*** Material shown

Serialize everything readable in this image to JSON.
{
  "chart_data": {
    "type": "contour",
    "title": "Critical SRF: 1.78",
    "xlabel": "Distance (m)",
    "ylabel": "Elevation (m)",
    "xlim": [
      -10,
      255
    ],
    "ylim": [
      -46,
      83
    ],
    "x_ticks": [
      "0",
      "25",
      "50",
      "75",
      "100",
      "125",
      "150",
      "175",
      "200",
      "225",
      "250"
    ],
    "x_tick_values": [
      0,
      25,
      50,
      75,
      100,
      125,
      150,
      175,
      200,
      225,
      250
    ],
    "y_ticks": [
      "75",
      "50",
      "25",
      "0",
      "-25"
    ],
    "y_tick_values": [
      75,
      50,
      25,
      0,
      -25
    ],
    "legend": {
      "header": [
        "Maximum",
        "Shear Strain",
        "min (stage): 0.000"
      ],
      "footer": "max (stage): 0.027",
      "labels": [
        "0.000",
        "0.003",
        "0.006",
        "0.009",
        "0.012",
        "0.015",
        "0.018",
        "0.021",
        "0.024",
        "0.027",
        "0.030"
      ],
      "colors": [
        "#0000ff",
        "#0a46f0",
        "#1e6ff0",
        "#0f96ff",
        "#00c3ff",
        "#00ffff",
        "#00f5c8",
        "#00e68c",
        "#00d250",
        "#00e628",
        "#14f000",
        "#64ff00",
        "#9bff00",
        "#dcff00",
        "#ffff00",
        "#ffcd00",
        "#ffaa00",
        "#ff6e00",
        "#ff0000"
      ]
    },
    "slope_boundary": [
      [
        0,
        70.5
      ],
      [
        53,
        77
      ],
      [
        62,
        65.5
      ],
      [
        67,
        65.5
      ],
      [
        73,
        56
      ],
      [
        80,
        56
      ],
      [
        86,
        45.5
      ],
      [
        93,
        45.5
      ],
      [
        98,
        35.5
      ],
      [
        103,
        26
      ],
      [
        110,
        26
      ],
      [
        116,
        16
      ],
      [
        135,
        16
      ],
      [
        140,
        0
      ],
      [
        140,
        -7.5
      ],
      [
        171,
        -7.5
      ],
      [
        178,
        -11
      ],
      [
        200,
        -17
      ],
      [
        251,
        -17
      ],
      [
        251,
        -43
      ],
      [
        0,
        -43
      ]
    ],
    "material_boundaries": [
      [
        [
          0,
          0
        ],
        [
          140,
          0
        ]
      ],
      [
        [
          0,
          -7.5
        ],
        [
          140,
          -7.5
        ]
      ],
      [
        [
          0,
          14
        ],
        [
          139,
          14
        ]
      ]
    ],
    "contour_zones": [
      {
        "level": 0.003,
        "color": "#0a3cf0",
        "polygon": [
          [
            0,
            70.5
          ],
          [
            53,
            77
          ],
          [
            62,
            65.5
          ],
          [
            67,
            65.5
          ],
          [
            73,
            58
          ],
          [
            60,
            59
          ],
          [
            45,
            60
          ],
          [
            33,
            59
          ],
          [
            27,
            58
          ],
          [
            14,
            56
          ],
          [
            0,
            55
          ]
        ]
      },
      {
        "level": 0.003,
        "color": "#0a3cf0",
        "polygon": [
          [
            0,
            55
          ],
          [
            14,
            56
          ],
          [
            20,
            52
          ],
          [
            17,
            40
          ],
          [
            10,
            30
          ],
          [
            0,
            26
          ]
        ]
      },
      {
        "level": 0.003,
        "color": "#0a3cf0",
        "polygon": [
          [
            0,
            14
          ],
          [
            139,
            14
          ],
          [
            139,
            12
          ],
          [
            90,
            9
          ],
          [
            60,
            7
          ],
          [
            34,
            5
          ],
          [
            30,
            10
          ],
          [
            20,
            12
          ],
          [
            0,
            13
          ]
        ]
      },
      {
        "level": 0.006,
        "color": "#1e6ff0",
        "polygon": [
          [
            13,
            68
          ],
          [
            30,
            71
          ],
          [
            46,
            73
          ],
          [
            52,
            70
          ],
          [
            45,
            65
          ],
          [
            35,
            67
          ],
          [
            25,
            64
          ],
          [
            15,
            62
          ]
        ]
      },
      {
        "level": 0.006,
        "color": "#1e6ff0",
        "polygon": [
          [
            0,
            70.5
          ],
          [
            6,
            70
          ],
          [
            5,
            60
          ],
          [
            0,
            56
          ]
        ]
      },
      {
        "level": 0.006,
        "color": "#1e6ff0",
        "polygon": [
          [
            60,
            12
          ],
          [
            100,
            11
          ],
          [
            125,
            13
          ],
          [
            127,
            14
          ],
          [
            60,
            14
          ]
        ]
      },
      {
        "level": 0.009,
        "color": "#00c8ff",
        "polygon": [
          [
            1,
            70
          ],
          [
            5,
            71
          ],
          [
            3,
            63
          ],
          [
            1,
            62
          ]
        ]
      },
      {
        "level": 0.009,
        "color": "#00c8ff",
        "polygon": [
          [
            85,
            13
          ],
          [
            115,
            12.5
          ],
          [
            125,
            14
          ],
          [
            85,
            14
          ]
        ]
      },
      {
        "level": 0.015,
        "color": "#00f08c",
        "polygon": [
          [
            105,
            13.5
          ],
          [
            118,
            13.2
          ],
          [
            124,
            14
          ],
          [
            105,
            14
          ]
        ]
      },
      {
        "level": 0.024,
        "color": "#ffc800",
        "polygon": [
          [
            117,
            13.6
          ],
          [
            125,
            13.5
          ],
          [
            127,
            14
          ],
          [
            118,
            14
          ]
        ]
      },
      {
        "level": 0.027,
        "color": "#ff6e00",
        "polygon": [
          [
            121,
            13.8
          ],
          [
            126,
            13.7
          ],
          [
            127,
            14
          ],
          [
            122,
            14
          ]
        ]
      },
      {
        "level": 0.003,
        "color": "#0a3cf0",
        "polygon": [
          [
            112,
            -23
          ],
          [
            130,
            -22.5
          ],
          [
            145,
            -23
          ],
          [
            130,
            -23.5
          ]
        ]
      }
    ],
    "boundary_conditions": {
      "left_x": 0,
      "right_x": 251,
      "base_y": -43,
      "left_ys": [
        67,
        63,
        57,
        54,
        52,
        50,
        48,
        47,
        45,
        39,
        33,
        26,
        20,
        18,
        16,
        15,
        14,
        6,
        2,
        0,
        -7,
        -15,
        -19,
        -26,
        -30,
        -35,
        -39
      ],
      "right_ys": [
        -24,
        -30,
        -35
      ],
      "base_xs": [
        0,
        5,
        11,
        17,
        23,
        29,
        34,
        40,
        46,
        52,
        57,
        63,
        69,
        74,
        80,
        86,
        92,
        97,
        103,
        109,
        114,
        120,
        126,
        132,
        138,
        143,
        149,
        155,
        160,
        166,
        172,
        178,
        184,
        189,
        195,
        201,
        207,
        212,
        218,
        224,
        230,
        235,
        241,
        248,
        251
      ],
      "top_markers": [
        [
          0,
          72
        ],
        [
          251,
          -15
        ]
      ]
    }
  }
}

******

Given problem: Each entry must be reproduced verbatim.

Written solution:
Serialize everything readable in this image to JSON.
{
  "chart_data": {
    "type": "contour",
    "title": "Critical SRF: 1.78",
    "xlabel": "Distance (m)",
    "ylabel": "Elevation (m)",
    "xlim": [
      -10,
      255
    ],
    "ylim": [
      -46,
      83
    ],
    "x_ticks": [
      "0",
      "25",
      "50",
      "75",
      "100",
      "125",
      "150",
      "175",
      "200",
      "225",
      "250"
    ],
    "x_tick_values": [
      0,
      25,
      50,
      75,
      100,
      125,
      150,
      175,
      200,
      225,
      250
    ],
    "y_ticks": [
      "75",
      "50",
      "25",
      "0",
      "-25"
    ],
    "y_tick_values": [
      75,
      50,
      25,
      0,
      -25
    ],
    "legend": {
      "header": [
        "Maximum",
        "Shear Strain",
        "min (stage): 0.000"
      ],
      "footer": "max (stage): 0.027",
      "labels": [
        "0.000",
        "0.003",
        "0.006",
        "0.009",
        "0.012",
        "0.015",
        "0.018",
        "0.021",
        "0.024",
        "0.027",
        "0.030"
      ],
      "colors": [
        "#0000ff",
        "#0a46f0",
        "#1e6ff0",
        "#0f96ff",
        "#00c3ff",
        "#00ffff",
        "#00f5c8",
        "#00e68c",
        "#00d250",
        "#00e628",
        "#14f000",
        "#64ff00",
        "#9bff00",
        "#dcff00",
        "#ffff00",
        "#ffcd00",
        "#ffaa00",
        "#ff6e00",
        "#ff0000"
      ]
    },
    "slope_boundary": [
      [
        0,
        70.5
      ],
      [
        53,
        77
      ],
      [
        62,
        65.5
      ],
      [
        67,
        65.5
      ],
      [
        73,
        56
      ],
      [
        80,
        56
      ],
      [
        86,
        45.5
      ],
      [
        93,
        45.5
      ],
      [
        98,
        35.5
      ],
      [
        103,
        26
      ],
      [
        110,
        26
      ],
      [
        116,
        16
      ],
      [
        135,
        16
      ],
      [
        140,
        0
      ],
      [
        140,
        -7.5
      ],
      [
        171,
        -7.5
      ],
      [
        178,
        -11
      ],
      [
        200,
        -17
      ],
      [
        251,
        -17
      ],
      [
        251,
        -43
      ],
      [
        0,
        -43
      ]
    ],
    "material_boundaries": [
      [
        [
          0,
          0
        ],
        [
          140,
          0
        ]
      ],
      [
        [
          0,
          -7.5
        ],
        [
          140,
          -7.5
        ]
      ],
      [
        [
          0,
          14
        ],
        [
          139,
          14
        ]
      ]
    ],
    "contour_zones": [
      {
        "level": 0.003,
        "color": "#0a3cf0",
        "polygon": [
          [
            0,
            70.5
          ],
          [
            53,
            77
          ],
          [
            62,
            65.5
          ],
          [
            67,
            65.5
          ],
          [
            73,
            58
          ],
          [
            60,
            59
          ],
          [
            45,
            60
          ],
          [
            33,
            59
          ],
          [
            27,
            58
          ],
          [
            14,
            56
          ],
          [
            0,
            55
          ]
        ]
      },
      {
        "level": 0.003,
        "color": "#0a3cf0",
        "polygon": [
          [
            0,
            55
          ],
          [
            14,
            56
          ],
          [
            20,
            52
          ],
          [
            17,
            40
          ],
          [
            10,
            30
          ],
          [
            0,
            26
          ]
        ]
      },
      {
        "level": 0.003,
        "color": "#0a3cf0",
        "polygon": [
          [
            0,
            14
          ],
          [
            139,
            14
          ],
          [
            139,
            12
          ],
          [
            90,
            9
          ],
          [
            60,
            7
          ],
          [
            34,
            5
          ],
          [
            30,
            10
          ],
          [
            20,
            12
          ],
          [
            0,
            13
          ]
        ]
      },
      {
        "level": 0.006,
        "color": "#1e6ff0",
        "polygon": [
          [
            13,
            68
          ],
          [
            30,
            71
          ],
          [
            46,
            73
          ],
          [
            52,
            70
          ],
          [
            45,
            65
          ],
          [
            35,
            67
          ],
          [
            25,
            64
          ],
          [
            15,
            62
          ]
        ]
      },
      {
        "level": 0.006,
        "color": "#1e6ff0",
        "polygon": [
          [
            0,
            70.5
          ],
          [
            6,
            70
          ],
          [
            5,
            60
          ],
          [
            0,
            56
          ]
        ]
      },
      {
        "level": 0.006,
        "color": "#1e6ff0",
        "polygon": [
          [
            60,
            12
          ],
          [
            100,
            11
          ],
          [
            125,
            13
          ],
          [
            127,
            14
          ],
          [
            60,
            14
          ]
        ]
      },
      {
        "level": 0.009,
        "color": "#00c8ff",
        "polygon": [
          [
            1,
            70
          ],
          [
            5,
            71
          ],
          [
            3,
            63
          ],
          [
            1,
            62
          ]
        ]
      },
      {
        "level": 0.009,
        "color": "#00c8ff",
        "polygon": [
          [
            85,
            13
          ],
          [
            115,
            12.5
          ],
          [
            125,
            14
          ],
          [
            85,
            14
          ]
        ]
      },
      {
        "level": 0.015,
        "color": "#00f08c",
        "polygon": [
          [
            105,
            13.5
          ],
          [
            118,
            13.2
          ],
          [
            124,
            14
          ],
          [
            105,
            14
          ]
        ]
      },
      {
        "level": 0.024,
        "color": "#ffc800",
        "polygon": [
          [
            117,
            13.6
          ],
          [
            125,
            13.5
          ],
          [
            127,
            14
          ],
          [
            118,
            14
          ]
        ]
      },
      {
        "level": 0.027,
        "color": "#ff6e00",
        "polygon": [
          [
            121,
            13.8
          ],
          [
            126,
            13.7
          ],
          [
            127,
            14
          ],
          [
            122,
            14
          ]
        ]
      },
      {
        "level": 0.003,
        "color": "#0a3cf0",
        "polygon": [
          [
            112,
            -23
          ],
          [
            130,
            -22.5
          ],
          [
            145,
            -23
          ],
          [
            130,
            -23.5
          ]
        ]
      }
    ],
    "boundary_conditions": {
      "left_x": 0,
      "right_x": 251,
      "base_y": -43,
      "left_ys": [
        67,
        63,
        57,
        54,
        52,
        50,
        48,
        47,
        45,
        39,
        33,
        26,
        20,
        18,
        16,
        15,
        14,
        6,
        2,
        0,
        -7,
        -15,
        -19,
        -26,
        -30,
        -35,
        -39
      ],
      "right_ys": [
        -24,
        -30,
        -35
      ],
      "base_xs": [
        0,
        5,
        11,
        17,
        23,
        29,
        34,
        40,
        46,
        52,
        57,
        63,
        69,
        74,
        80,
        86,
        92,
        97,
        103,
        109,
        114,
        120,
        126,
        132,
        138,
        143,
        149,
        155,
        160,
        166,
        172,
        178,
        184,
        189,
        195,
        201,
        207,
        212,
        218,
        224,
        230,
        235,
        241,
        248,
        251
      ],
      "top_markers": [
        [
          0,
          72
        ],
        [
          251,
          -15
        ]
      ]
    }
  }
}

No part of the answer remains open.